#### Set task
Copy each line of the records that holds the string "Enter".

#### Exercise data
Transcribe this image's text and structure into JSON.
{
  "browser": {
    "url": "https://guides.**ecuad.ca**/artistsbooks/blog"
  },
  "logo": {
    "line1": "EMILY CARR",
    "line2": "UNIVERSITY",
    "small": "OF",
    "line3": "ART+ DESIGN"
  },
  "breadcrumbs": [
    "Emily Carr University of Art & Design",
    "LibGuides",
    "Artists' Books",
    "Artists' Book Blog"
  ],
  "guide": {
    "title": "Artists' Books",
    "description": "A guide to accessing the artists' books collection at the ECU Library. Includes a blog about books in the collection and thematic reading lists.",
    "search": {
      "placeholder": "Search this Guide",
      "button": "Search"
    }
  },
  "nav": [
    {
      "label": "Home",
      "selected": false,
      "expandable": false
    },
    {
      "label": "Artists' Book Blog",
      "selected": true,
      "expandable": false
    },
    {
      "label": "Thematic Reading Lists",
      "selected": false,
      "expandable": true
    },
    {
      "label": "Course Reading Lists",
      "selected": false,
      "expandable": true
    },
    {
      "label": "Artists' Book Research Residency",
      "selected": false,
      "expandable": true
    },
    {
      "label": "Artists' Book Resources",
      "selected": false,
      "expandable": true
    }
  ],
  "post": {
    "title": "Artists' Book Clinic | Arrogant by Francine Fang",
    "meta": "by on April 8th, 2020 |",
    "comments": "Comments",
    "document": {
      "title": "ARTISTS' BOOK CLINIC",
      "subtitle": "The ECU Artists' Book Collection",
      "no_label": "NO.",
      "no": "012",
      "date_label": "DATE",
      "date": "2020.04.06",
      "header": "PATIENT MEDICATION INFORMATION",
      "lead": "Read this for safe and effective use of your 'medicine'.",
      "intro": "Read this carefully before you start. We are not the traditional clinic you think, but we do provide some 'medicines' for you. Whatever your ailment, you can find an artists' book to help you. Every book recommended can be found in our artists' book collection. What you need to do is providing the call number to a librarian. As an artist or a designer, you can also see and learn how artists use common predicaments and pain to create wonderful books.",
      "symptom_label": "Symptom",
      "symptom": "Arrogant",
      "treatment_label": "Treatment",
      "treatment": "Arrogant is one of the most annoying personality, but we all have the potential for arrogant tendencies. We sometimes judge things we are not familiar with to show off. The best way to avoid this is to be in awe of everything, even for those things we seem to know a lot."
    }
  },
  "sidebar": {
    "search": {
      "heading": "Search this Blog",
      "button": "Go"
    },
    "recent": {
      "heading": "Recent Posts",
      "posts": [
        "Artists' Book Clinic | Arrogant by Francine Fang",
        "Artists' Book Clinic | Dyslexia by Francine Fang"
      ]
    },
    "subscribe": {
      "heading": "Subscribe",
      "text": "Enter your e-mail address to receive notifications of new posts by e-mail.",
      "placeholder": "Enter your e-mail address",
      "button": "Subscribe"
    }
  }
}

#### Written answer
      "text": "Enter your e-mail address to receive notifications of new posts by e-mail.",
      "placeholder": "Enter your e-mail address",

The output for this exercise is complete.